## TASK TO CARRY OUT
Gather all lines in the data that hold the string "λειτουργήσει".

## INPUT RECORDS
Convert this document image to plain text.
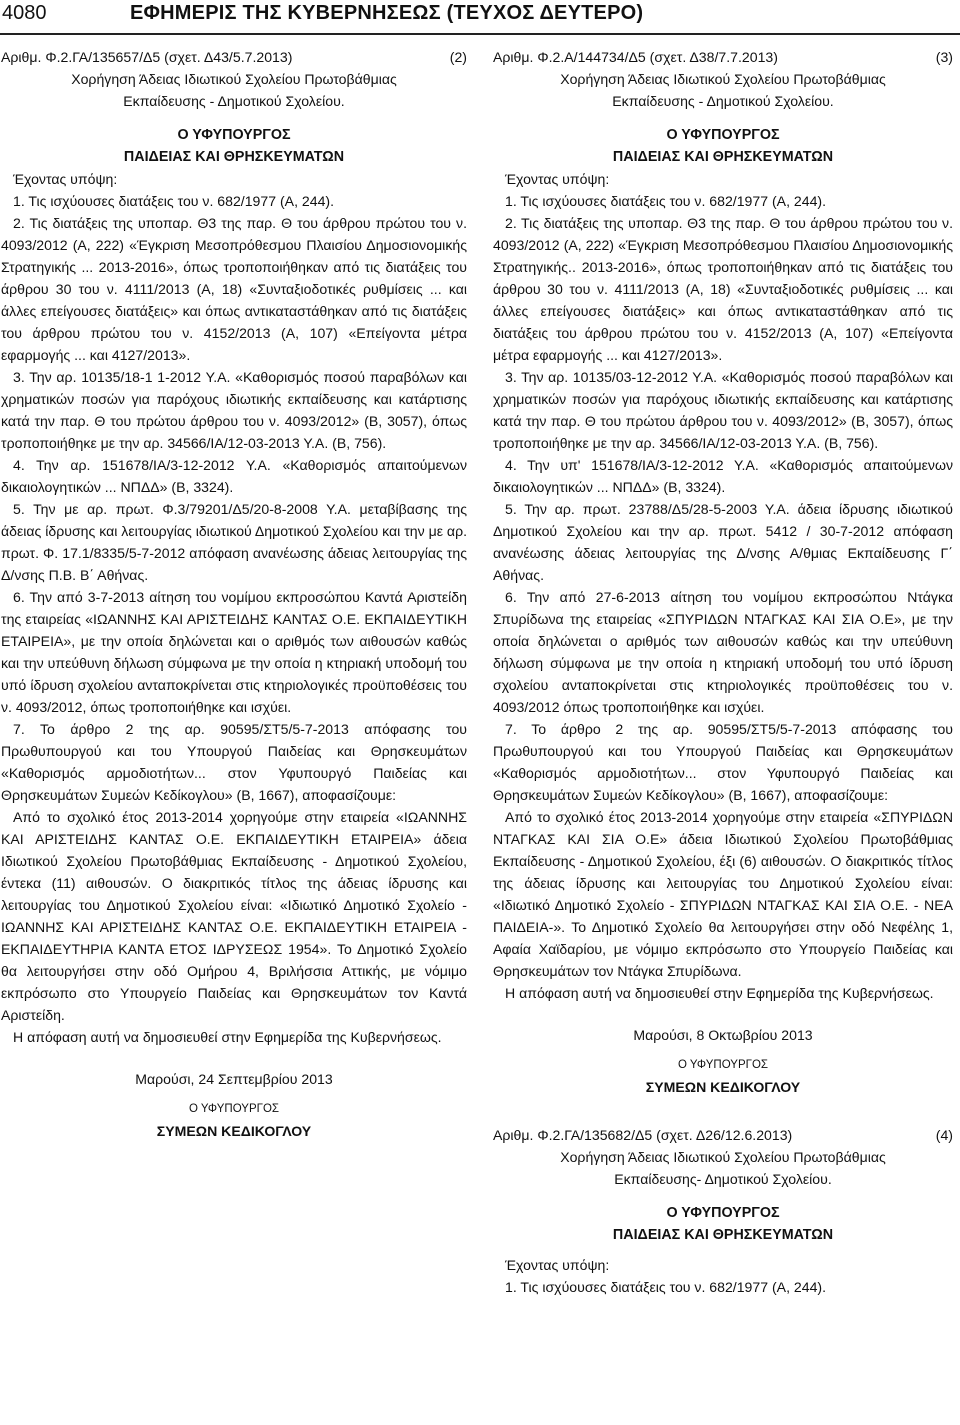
4080	ΕΦΗΜΕΡΙΣ ΤΗΣ ΚΥΒΕΡΝΗΣΕΩΣ (ΤΕΥΧΟΣ ΔΕΥΤΕΡΟ)

Αριθμ. Φ.2.ΓΑ/135657/Δ5 (σχετ. Δ43/5.7.2013)	(2)

Χορήγηση Άδειας Ιδιωτικού Σχολείου Πρωτοβάθμιας

Εκπαίδευσης - Δημοτικού Σχολείου.

Ο ΥΦΥΠΟΥΡΓΟΣ

ΠΑΙΔΕΙΑΣ ΚΑΙ ΘΡΗΣΚΕΥΜΑΤΩΝ

Έχοντας υπόψη:

1. Τις ισχύουσες διατάξεις του ν. 682/1977 (Α, 244).

2. Τις διατάξεις της υποπαρ. Θ3 της παρ. Θ του άρθρου πρώτου του ν. 4093/2012 (Α, 222) «Έγκριση Μεσοπρόθεσμου Πλαισίου Δημοσιονομικής Στρατηγικής ... 2013-2016», όπως τροποποιήθηκαν από τις διατάξεις του άρθρου 30 του ν. 4111/2013 (Α, 18) «Συνταξιοδοτικές ρυθμίσεις ... και άλλες επείγουσες διατάξεις» και όπως αντικαταστάθηκαν από τις διατάξεις του άρθρου πρώτου του ν. 4152/2013 (Α, 107) «Επείγοντα μέτρα εφαρμογής ... και 4127/2013».

3. Την αρ. 10135/18-1 1-2012 Υ.Α. «Καθορισμός ποσού παραβόλων και χρηματικών ποσών για παρόχους ιδιωτικής εκπαίδευσης και κατάρτισης κατά την παρ. Θ του πρώτου άρθρου του ν. 4093/2012» (Β, 3057), όπως τροποποιήθηκε με την αρ. 34566/ΙΑ/12-03-2013 Υ.Α. (Β, 756).

4. Την αρ. 151678/ΙΑ/3-12-2012 Υ.Α. «Καθορισμός απαιτούμενων δικαιολογητικών ... ΝΠΔΔ» (Β, 3324).

5. Την με αρ. πρωτ. Φ.3/79201/Δ5/20-8-2008 Υ.Α. μεταβίβασης της άδειας ίδρυσης και λειτουργίας ιδιωτικού Δημοτικού Σχολείου και την με αρ. πρωτ. Φ. 17.1/8335/5-7-2012 απόφαση ανανέωσης άδειας λειτουργίας της Δ/νσης Π.Β. Β΄ Αθήνας.

6. Την από 3-7-2013 αίτηση του νομίμου εκπροσώπου Καντά Αριστείδη της εταιρείας «ΙΩΑΝΝΗΣ ΚΑΙ ΑΡΙΣΤΕΙΔΗΣ ΚΑΝΤΑΣ Ο.Ε. ΕΚΠΑΙΔΕΥΤΙΚΗ ΕΤΑΙΡΕΙΑ», με την οποία δηλώνεται και ο αριθμός των αιθουσών καθώς και την υπεύθυνη δήλωση σύμφωνα με την οποία η κτηριακή υποδομή του υπό ίδρυση σχολείου ανταποκρίνεται στις κτηριολογικές προϋποθέσεις του ν. 4093/2012, όπως τροποποιήθηκε και ισχύει.

7. Το άρθρο 2 της αρ. 90595/ΣΤ5/5-7-2013 απόφασης του Πρωθυπουργού και του Υπουργού Παιδείας και Θρησκευμάτων «Καθορισμός αρμοδιοτήτων... στον Υφυπουργό Παιδείας και Θρησκευμάτων Συμεών Κεδίκογλου» (Β, 1667), αποφασίζουμε:

Από το σχολικό έτος 2013-2014 χορηγούμε στην εταιρεία «ΙΩΑΝΝΗΣ ΚΑΙ ΑΡΙΣΤΕΙΔΗΣ ΚΑΝΤΑΣ Ο.Ε. ΕΚΠΑΙΔΕΥΤΙΚΗ ΕΤΑΙΡΕΙΑ» άδεια Ιδιωτικού Σχολείου Πρωτοβάθμιας Εκπαίδευσης - Δημοτικού Σχολείου, έντεκα (11) αιθουσών. Ο διακριτικός τίτλος της άδειας ίδρυσης και λειτουργίας του Δημοτικού Σχολείου είναι: «Ιδιωτικό Δημοτικό Σχολείο - ΙΩΑΝΝΗΣ ΚΑΙ ΑΡΙΣΤΕΙΔΗΣ ΚΑΝΤΑΣ Ο.Ε. ΕΚΠΑΙΔΕΥΤΙΚΗ ΕΤΑΙΡΕΙΑ - ΕΚΠΑΙΔΕΥΤΗΡΙΑ ΚΑΝΤΑ ΕΤΟΣ ΙΔΡΥΣΕΩΣ 1954». Το Δημοτικό Σχολείο θα λειτουργήσει στην οδό Ομήρου 4, Βριλήσσια Αττικής, με νόμιμο εκπρόσωπο στο Υπουργείο Παιδείας και Θρησκευμάτων τον Καντά Αριστείδη.

Η απόφαση αυτή να δημοσιευθεί στην Εφημερίδα της Κυβερνήσεως.

Μαρούσι, 24 Σεπτεμβρίου 2013

Ο ΥΦΥΠΟΥΡΓΟΣ

ΣΥΜΕΩΝ ΚΕΔΙΚΟΓΛΟΥ

Αριθμ. Φ.2.Α/144734/Δ5 (σχετ. Δ38/7.7.2013)	(3)

Χορήγηση Άδειας Ιδιωτικού Σχολείου Πρωτοβάθμιας

Εκπαίδευσης - Δημοτικού Σχολείου.

Ο ΥΦΥΠΟΥΡΓΟΣ

ΠΑΙΔΕΙΑΣ ΚΑΙ ΘΡΗΣΚΕΥΜΑΤΩΝ

Έχοντας υπόψη:

1. Τις ισχύουσες διατάξεις του ν. 682/1977 (Α, 244).

2. Τις διατάξεις της υποπαρ. Θ3 της παρ. Θ του άρθρου πρώτου του ν. 4093/2012 (Α, 222) «Έγκριση Μεσοπρόθεσμου Πλαισίου Δημοσιονομικής Στρατηγικής.. 2013-2016», όπως τροποποιήθηκαν από τις διατάξεις του άρθρου 30 του ν. 4111/2013 (Α, 18) «Συνταξιοδοτικές ρυθμίσεις ... και άλλες επείγουσες διατάξεις» και όπως αντικαταστάθηκαν από τις διατάξεις του άρθρου πρώτου του ν. 4152/2013 (Α, 107) «Επείγοντα μέτρα εφαρμογής ... και 4127/2013».

3. Την αρ. 10135/03-12-2012 Υ.Α. «Καθορισμός ποσού παραβόλων και χρηματικών ποσών για παρόχους ιδιωτικής εκπαίδευσης και κατάρτισης κατά την παρ. Θ του πρώτου άρθρου του ν. 4093/2012» (Β, 3057), όπως τροποποιήθηκε με την αρ. 34566/ΙΑ/12-03-2013 Υ.Α. (Β, 756).

4. Την υπ' 151678/ΙΑ/3-12-2012 Υ.Α. «Καθορισμός απαιτούμενων δικαιολογητικών ... ΝΠΔΔ» (Β, 3324).

5. Την αρ. πρωτ. 23788/Δ5/28-5-2003 Υ.Α. άδεια ίδρυσης ιδιωτικού Δημοτικού Σχολείου και την αρ. πρωτ. 5412 / 30-7-2012 απόφαση ανανέωσης άδειας λειτουργίας της Δ/νσης Α/θμιας Εκπαίδευσης Γ΄ Αθήνας.

6. Την από 27-6-2013 αίτηση του νομίμου εκπροσώπου Ντάγκα Σπυρίδωνα της εταιρείας «ΣΠΥΡΙΔΩΝ ΝΤΑΓΚΑΣ ΚΑΙ ΣΙΑ Ο.Ε», με την οποία δηλώνεται ο αριθμός των αιθουσών καθώς και την υπεύθυνη δήλωση σύμφωνα με την οποία η κτηριακή υποδομή του υπό ίδρυση σχολείου ανταποκρίνεται στις κτηριολογικές προϋποθέσεις του ν. 4093/2012 όπως τροποποιήθηκε και ισχύει.

7. Το άρθρο 2 της αρ. 90595/ΣΤ5/5-7-2013 απόφασης του Πρωθυπουργού και του Υπουργού Παιδείας και Θρησκευμάτων «Καθορισμός αρμοδιοτήτων... στον Υφυπουργό Παιδείας και Θρησκευμάτων Συμεών Κεδίκογλου» (Β, 1667), αποφασίζουμε:

Από το σχολικό έτος 2013-2014 χορηγούμε στην εταιρεία «ΣΠΥΡΙΔΩΝ ΝΤΑΓΚΑΣ ΚΑΙ ΣΙΑ Ο.Ε» άδεια Ιδιωτικού Σχολείου Πρωτοβάθμιας Εκπαίδευσης - Δημοτικού Σχολείου, έξι (6) αιθουσών. Ο διακριτικός τίτλος της άδειας ίδρυσης και λειτουργίας του Δημοτικού Σχολείου είναι: «Ιδιωτικό Δημοτικό Σχολείο - ΣΠΥΡΙΔΩΝ ΝΤΑΓΚΑΣ ΚΑΙ ΣΙΑ Ο.Ε. - ΝΕΑ ΠΑΙΔΕΙΑ-». Το Δημοτικό Σχολείο θα λειτουργήσει στην οδό Νεφέλης 1, Αφαία Χαϊδαρίου, με νόμιμο εκπρόσωπο στο Υπουργείο Παιδείας και Θρησκευμάτων τον Ντάγκα Σπυρίδωνα.

Η απόφαση αυτή να δημοσιευθεί στην Εφημερίδα της Κυβερνήσεως.

Μαρούσι, 8 Οκτωβρίου 2013

Ο ΥΦΥΠΟΥΡΓΟΣ

ΣΥΜΕΩΝ ΚΕΔΙΚΟΓΛΟΥ

Αριθμ. Φ.2.ΓΑ/135682/Δ5 (σχετ. Δ26/12.6.2013)	(4)

Χορήγηση Άδειας Ιδιωτικού Σχολείου Πρωτοβάθμιας

Εκπαίδευσης- Δημοτικού Σχολείου.

Ο ΥΦΥΠΟΥΡΓΟΣ

ΠΑΙΔΕΙΑΣ ΚΑΙ ΘΡΗΣΚΕΥΜΑΤΩΝ

Έχοντας υπόψη:

1. Τις ισχύουσες διατάξεις του ν. 682/1977 (Α, 244).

## RESPONSE
Από το σχολικό έτος 2013-2014 χορηγούμε στην εταιρεία «ΙΩΑΝΝΗΣ ΚΑΙ ΑΡΙΣΤΕΙΔΗΣ ΚΑΝΤΑΣ Ο.Ε. ΕΚΠΑΙΔΕΥΤΙΚΗ ΕΤΑΙΡΕΙΑ» άδεια Ιδιωτικού Σχολείου Πρωτοβάθμιας Εκπαίδευσης - Δημοτικού Σχολείου, έντεκα (11) αιθουσών. Ο διακριτικός τίτλος της άδειας ίδρυσης και λειτουργίας του Δημοτικού Σχολείου είναι: «Ιδιωτικό Δημοτικό Σχολείο - ΙΩΑΝΝΗΣ ΚΑΙ ΑΡΙΣΤΕΙΔΗΣ ΚΑΝΤΑΣ Ο.Ε. ΕΚΠΑΙΔΕΥΤΙΚΗ ΕΤΑΙΡΕΙΑ - ΕΚΠΑΙΔΕΥΤΗΡΙΑ ΚΑΝΤΑ ΕΤΟΣ ΙΔΡΥΣΕΩΣ 1954». Το Δημοτικό Σχολείο θα λειτουργήσει στην οδό Ομήρου 4, Βριλήσσια Αττικής, με νόμιμο εκπρόσωπο στο Υπουργείο Παιδείας και Θρησκευμάτων τον Καντά Αριστείδη.
Από το σχολικό έτος 2013-2014 χορηγούμε στην εταιρεία «ΣΠΥΡΙΔΩΝ ΝΤΑΓΚΑΣ ΚΑΙ ΣΙΑ Ο.Ε» άδεια Ιδιωτικού Σχολείου Πρωτοβάθμιας Εκπαίδευσης - Δημοτικού Σχολείου, έξι (6) αιθουσών. Ο διακριτικός τίτλος της άδειας ίδρυσης και λειτουργίας του Δημοτικού Σχολείου είναι: «Ιδιωτικό Δημοτικό Σχολείο - ΣΠΥΡΙΔΩΝ ΝΤΑΓΚΑΣ ΚΑΙ ΣΙΑ Ο.Ε. - ΝΕΑ ΠΑΙΔΕΙΑ-». Το Δημοτικό Σχολείο θα λειτουργήσει στην οδό Νεφέλης 1, Αφαία Χαϊδαρίου, με νόμιμο εκπρόσωπο στο Υπουργείο Παιδείας και Θρησκευμάτων τον Ντάγκα Σπυρίδωνα.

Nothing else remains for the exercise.